▸ Problem requirements:
Filter this data down to the lines that hold "source", and copy them.
● ● ● ● ● ● ●
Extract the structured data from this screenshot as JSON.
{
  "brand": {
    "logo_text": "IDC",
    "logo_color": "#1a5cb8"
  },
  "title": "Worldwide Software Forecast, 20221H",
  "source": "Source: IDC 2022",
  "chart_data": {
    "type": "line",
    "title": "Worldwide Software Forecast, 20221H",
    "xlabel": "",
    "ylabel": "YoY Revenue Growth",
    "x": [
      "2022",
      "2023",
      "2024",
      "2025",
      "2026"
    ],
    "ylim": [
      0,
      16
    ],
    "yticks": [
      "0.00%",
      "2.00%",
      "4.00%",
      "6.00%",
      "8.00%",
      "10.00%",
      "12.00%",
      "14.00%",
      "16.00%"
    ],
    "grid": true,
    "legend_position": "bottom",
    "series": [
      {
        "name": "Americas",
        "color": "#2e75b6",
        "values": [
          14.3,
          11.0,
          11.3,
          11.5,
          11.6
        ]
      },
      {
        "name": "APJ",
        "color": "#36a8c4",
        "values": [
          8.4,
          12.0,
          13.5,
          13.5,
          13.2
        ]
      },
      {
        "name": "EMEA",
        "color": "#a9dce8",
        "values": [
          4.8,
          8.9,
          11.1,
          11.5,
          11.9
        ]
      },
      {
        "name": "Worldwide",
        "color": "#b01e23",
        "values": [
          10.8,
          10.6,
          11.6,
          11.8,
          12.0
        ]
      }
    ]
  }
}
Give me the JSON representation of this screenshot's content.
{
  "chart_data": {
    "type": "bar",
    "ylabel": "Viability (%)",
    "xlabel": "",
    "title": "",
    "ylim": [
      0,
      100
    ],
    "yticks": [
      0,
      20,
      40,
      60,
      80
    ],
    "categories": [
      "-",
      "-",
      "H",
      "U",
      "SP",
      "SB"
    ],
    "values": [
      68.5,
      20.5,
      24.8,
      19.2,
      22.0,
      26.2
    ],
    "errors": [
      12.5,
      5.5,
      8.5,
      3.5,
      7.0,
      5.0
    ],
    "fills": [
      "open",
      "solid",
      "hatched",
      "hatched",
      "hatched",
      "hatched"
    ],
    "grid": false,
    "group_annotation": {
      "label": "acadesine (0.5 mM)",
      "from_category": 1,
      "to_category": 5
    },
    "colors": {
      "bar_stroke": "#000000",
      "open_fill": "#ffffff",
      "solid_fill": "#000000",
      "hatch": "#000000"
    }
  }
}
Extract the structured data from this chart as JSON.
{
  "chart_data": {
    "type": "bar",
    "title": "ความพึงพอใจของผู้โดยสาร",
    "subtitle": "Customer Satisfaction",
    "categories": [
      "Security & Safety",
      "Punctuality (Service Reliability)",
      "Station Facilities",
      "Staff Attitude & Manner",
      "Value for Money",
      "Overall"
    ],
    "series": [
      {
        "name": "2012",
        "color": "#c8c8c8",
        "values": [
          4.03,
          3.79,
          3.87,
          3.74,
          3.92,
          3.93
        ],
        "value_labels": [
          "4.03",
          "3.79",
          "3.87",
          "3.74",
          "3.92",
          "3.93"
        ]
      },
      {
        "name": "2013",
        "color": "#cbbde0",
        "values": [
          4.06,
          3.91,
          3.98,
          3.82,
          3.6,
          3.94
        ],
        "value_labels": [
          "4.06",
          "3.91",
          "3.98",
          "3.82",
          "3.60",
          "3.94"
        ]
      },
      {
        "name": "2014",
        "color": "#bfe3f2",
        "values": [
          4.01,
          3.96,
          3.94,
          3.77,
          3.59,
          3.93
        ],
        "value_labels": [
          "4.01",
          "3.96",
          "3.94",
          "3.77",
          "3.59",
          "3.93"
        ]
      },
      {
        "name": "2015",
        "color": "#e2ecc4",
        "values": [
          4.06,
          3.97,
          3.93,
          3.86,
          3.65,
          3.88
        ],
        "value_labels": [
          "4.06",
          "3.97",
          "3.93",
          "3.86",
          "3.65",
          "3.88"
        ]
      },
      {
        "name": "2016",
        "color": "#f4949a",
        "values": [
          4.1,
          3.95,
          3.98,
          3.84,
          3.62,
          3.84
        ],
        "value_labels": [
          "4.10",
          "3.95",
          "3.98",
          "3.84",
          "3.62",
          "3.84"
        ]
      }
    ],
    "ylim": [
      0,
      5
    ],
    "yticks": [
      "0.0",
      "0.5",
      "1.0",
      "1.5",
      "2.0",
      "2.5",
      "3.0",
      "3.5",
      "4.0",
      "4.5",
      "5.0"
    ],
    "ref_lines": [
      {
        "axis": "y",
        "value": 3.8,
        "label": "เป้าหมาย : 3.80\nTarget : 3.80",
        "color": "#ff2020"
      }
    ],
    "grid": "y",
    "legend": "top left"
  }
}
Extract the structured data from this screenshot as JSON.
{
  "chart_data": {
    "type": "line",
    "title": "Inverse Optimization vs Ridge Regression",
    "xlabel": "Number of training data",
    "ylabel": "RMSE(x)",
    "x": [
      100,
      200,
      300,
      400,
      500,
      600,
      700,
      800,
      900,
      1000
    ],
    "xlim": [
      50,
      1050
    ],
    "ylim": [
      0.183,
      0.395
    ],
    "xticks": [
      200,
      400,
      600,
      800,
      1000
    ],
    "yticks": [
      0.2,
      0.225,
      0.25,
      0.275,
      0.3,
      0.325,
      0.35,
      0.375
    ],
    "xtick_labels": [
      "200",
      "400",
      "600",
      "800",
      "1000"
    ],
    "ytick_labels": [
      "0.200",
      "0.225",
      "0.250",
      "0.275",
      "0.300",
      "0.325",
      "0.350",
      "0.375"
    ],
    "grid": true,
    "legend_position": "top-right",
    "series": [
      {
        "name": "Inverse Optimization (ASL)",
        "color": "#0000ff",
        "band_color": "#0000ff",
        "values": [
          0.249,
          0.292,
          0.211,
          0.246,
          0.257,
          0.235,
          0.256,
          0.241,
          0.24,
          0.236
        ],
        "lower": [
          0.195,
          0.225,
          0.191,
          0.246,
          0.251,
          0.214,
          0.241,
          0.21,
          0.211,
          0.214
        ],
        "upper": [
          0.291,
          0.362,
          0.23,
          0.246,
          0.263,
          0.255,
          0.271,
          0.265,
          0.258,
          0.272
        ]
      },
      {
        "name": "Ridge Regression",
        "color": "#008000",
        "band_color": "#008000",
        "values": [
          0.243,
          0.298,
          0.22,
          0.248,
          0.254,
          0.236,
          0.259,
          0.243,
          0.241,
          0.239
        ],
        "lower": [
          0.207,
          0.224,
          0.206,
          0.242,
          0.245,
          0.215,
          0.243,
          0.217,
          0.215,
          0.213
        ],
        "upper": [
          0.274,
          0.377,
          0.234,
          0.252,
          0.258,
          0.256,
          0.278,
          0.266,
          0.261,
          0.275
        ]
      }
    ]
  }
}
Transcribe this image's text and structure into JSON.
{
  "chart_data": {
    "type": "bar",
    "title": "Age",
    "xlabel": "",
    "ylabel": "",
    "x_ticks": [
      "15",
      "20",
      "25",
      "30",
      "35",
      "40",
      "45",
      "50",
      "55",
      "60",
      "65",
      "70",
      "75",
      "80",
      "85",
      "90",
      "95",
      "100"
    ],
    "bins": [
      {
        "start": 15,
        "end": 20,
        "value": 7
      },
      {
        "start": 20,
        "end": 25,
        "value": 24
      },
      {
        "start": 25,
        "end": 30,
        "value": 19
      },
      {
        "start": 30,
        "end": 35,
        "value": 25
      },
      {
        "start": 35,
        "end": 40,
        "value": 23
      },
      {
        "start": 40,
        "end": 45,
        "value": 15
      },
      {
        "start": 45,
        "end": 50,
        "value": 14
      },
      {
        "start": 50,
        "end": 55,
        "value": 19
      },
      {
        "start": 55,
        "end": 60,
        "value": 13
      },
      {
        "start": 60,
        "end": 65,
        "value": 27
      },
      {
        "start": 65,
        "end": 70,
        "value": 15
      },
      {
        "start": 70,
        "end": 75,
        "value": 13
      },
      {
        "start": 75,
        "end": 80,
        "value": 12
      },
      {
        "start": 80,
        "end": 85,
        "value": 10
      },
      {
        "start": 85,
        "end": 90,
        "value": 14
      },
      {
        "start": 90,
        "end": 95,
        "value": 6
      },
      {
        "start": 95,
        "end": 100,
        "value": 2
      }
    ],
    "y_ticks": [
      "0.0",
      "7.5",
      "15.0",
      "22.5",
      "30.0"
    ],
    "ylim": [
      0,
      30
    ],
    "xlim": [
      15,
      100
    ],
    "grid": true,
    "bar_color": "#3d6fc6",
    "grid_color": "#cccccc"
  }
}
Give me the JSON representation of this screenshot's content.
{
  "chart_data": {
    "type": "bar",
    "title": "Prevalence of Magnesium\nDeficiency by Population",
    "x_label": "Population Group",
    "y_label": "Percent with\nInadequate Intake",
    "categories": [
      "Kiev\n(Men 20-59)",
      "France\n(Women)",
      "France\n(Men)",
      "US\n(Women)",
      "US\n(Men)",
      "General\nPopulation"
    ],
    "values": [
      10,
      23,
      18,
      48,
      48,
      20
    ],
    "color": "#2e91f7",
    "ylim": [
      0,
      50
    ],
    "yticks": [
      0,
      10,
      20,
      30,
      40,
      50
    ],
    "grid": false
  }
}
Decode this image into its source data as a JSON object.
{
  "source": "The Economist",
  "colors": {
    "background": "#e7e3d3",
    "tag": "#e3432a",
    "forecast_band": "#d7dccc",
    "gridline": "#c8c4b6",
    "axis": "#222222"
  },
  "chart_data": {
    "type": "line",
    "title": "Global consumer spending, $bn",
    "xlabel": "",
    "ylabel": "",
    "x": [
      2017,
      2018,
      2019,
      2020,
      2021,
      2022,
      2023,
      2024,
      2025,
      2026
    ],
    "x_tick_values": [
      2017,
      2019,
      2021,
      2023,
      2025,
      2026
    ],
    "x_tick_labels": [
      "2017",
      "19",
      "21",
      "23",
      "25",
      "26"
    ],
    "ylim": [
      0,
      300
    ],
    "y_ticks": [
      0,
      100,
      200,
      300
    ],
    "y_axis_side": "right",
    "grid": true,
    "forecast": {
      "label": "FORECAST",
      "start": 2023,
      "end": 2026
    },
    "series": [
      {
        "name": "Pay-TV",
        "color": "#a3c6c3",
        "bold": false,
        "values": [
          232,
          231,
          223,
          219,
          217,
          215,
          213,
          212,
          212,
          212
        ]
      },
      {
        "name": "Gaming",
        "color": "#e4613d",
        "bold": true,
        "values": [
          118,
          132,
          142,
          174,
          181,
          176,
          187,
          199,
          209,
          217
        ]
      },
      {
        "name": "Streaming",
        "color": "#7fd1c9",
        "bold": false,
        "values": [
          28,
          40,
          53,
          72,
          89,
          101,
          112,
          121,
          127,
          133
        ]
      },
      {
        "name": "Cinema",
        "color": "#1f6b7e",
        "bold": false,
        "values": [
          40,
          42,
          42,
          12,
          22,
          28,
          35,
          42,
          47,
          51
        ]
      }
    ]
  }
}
● ● ● ● ● ● ●
▸ Problem solution:
  "source": "Source: IDC 2022",
Decode this image into its source data as a JSON object.
  "source": "The Economist",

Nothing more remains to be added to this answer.